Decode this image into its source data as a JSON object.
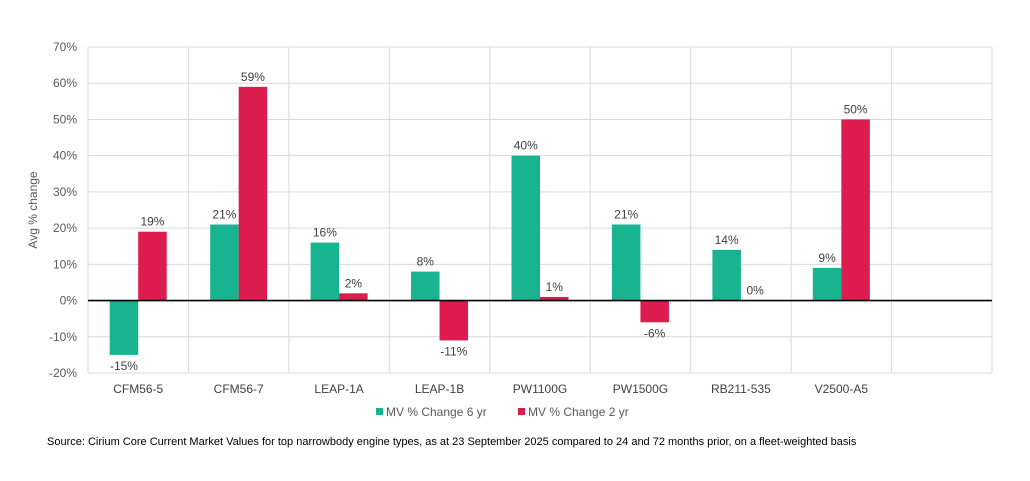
{
  "chart_data": {
    "type": "bar",
    "title": "",
    "xlabel": "",
    "ylabel": "Avg % change",
    "ylim": [
      -20,
      70
    ],
    "yticks": [
      "-20%",
      "-10%",
      "0%",
      "10%",
      "20%",
      "30%",
      "40%",
      "50%",
      "60%",
      "70%"
    ],
    "grid": true,
    "legend_position": "bottom",
    "categories": [
      "CFM56-5",
      "CFM56-7",
      "LEAP-1A",
      "LEAP-1B",
      "PW1100G",
      "PW1500G",
      "RB211-535",
      "V2500-A5"
    ],
    "series": [
      {
        "name": "MV % Change 6 yr",
        "color": "#17b48f",
        "values": [
          -15,
          21,
          16,
          8,
          40,
          21,
          14,
          9
        ],
        "labels": [
          "-15%",
          "21%",
          "16%",
          "8%",
          "40%",
          "21%",
          "14%",
          "9%"
        ]
      },
      {
        "name": "MV % Change 2 yr",
        "color": "#dc1c4f",
        "values": [
          19,
          59,
          2,
          -11,
          1,
          -6,
          0,
          50
        ],
        "labels": [
          "19%",
          "59%",
          "2%",
          "-11%",
          "1%",
          "-6%",
          "0%",
          "50%"
        ]
      }
    ]
  },
  "source": "Source: Cirium Core Current Market Values for top narrowbody engine types, as at 23 September 2025 compared to 24 and 72 months prior, on a fleet-weighted basis"
}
------------------------------
## Given exercise
Pictures are to be left out; the records above must be repeated word for word.

## Reply to the task
Decode this image into its source data as a JSON object.
{
  "chart_data": {
    "type": "bar",
    "title": "",
    "xlabel": "",
    "ylabel": "Avg % change",
    "ylim": [
      -20,
      70
    ],
    "yticks": [
      "-20%",
      "-10%",
      "0%",
      "10%",
      "20%",
      "30%",
      "40%",
      "50%",
      "60%",
      "70%"
    ],
    "grid": true,
    "legend_position": "bottom",
    "categories": [
      "CFM56-5",
      "CFM56-7",
      "LEAP-1A",
      "LEAP-1B",
      "PW1100G",
      "PW1500G",
      "RB211-535",
      "V2500-A5"
    ],
    "series": [
      {
        "name": "MV % Change 6 yr",
        "color": "#17b48f",
        "values": [
          -15,
          21,
          16,
          8,
          40,
          21,
          14,
          9
        ],
        "labels": [
          "-15%",
          "21%",
          "16%",
          "8%",
          "40%",
          "21%",
          "14%",
          "9%"
        ]
      },
      {
        "name": "MV % Change 2 yr",
        "color": "#dc1c4f",
        "values": [
          19,
          59,
          2,
          -11,
          1,
          -6,
          0,
          50
        ],
        "labels": [
          "19%",
          "59%",
          "2%",
          "-11%",
          "1%",
          "-6%",
          "0%",
          "50%"
        ]
      }
    ]
  },
  "source": "Source: Cirium Core Current Market Values for top narrowbody engine types, as at 23 September 2025 compared to 24 and 72 months prior, on a fleet-weighted basis"
}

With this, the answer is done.